EXERCISE DESCRIPTION. Return exactly the lines from the one bearing "Convert this screenshot" through the last, and no others. Pictures must be left out.

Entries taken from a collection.
* Start *
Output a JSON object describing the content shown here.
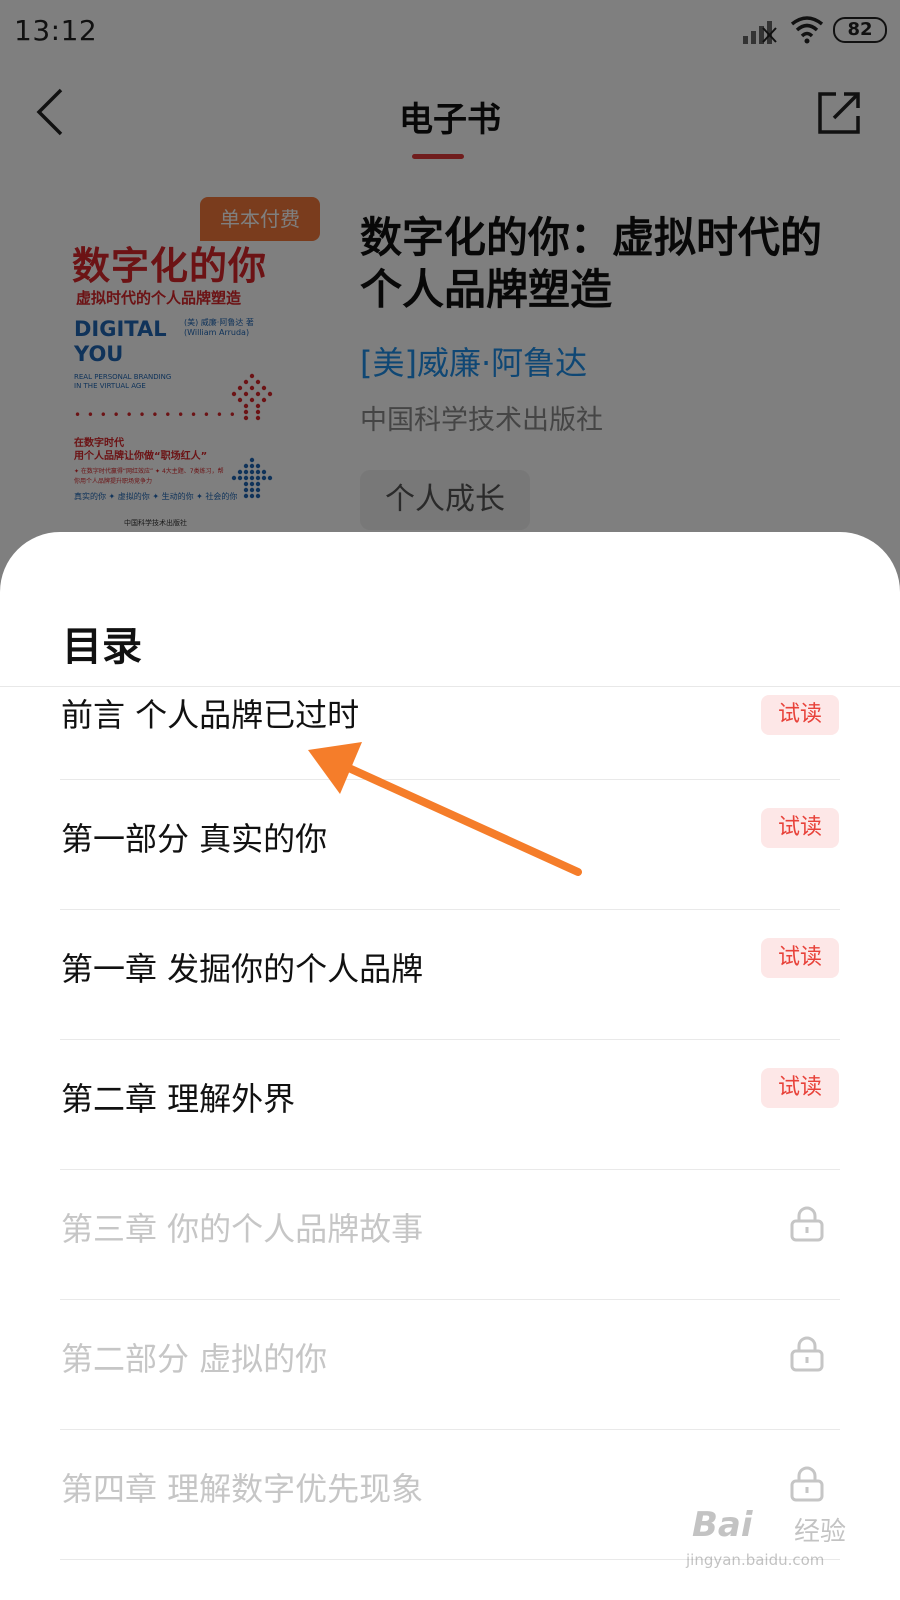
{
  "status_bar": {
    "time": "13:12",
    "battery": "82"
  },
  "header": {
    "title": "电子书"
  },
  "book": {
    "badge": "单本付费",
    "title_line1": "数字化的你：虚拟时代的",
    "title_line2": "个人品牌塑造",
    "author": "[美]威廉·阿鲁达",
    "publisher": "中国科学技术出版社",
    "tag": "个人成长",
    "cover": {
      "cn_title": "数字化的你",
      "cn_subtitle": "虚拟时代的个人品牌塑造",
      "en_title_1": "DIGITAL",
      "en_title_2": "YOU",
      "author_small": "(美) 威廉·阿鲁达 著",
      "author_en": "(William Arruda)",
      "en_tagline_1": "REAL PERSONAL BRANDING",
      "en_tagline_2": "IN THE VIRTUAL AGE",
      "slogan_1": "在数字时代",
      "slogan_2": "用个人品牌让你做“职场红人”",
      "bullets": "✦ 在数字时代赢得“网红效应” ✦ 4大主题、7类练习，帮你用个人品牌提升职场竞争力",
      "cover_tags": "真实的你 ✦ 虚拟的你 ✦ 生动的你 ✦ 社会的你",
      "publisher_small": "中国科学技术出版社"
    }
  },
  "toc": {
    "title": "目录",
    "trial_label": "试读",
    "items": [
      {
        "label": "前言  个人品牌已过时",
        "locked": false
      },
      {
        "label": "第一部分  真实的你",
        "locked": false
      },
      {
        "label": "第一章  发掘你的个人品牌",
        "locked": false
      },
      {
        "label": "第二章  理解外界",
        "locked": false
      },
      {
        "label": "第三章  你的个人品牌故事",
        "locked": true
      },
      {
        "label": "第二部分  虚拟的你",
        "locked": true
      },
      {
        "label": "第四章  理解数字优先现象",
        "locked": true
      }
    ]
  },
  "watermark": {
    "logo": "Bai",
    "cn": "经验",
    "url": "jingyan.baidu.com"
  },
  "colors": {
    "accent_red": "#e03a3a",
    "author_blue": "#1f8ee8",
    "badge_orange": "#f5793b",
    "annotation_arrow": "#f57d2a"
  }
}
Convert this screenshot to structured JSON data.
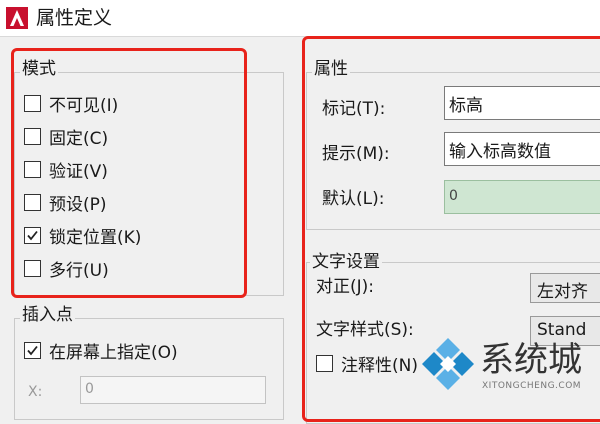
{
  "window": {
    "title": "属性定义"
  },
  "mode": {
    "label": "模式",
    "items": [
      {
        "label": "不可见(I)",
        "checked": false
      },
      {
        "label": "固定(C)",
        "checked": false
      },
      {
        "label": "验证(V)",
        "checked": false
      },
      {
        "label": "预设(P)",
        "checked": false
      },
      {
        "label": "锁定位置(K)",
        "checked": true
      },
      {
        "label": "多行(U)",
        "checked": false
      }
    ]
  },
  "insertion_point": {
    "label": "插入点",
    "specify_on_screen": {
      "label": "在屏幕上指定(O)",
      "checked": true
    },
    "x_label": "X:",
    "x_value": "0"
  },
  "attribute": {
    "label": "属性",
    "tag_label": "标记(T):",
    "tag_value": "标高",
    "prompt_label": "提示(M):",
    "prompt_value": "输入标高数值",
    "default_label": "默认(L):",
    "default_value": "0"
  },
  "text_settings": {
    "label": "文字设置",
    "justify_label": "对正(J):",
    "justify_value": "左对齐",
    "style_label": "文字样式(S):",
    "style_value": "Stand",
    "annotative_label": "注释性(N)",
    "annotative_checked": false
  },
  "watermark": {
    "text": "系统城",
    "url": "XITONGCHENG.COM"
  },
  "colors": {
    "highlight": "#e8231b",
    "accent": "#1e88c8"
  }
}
* End *
WRITTEN SOLUTION.
Convert this screenshot to structured JSON data.
{
  "window": {
    "title": "属性定义"
  },
  "mode": {
    "label": "模式",
    "items": [
      {
        "label": "不可见(I)",
        "checked": false
      },
      {
        "label": "固定(C)",
        "checked": false
      },
      {
        "label": "验证(V)",
        "checked": false
      },
      {
        "label": "预设(P)",
        "checked": false
      },
      {
        "label": "锁定位置(K)",
        "checked": true
      },
      {
        "label": "多行(U)",
        "checked": false
      }
    ]
  },
  "insertion_point": {
    "label": "插入点",
    "specify_on_screen": {
      "label": "在屏幕上指定(O)",
      "checked": true
    },
    "x_label": "X:",
    "x_value": "0"
  },
  "attribute": {
    "label": "属性",
    "tag_label": "标记(T):",
    "tag_value": "标高",
    "prompt_label": "提示(M):",
    "prompt_value": "输入标高数值",
    "default_label": "默认(L):",
    "default_value": "0"
  },
  "text_settings": {
    "label": "文字设置",
    "justify_label": "对正(J):",
    "justify_value": "左对齐",
    "style_label": "文字样式(S):",
    "style_value": "Stand",
    "annotative_label": "注释性(N)",
    "annotative_checked": false
  },
  "watermark": {
    "text": "系统城",
    "url": "XITONGCHENG.COM"
  },
  "colors": {
    "highlight": "#e8231b",
    "accent": "#1e88c8"
  }
}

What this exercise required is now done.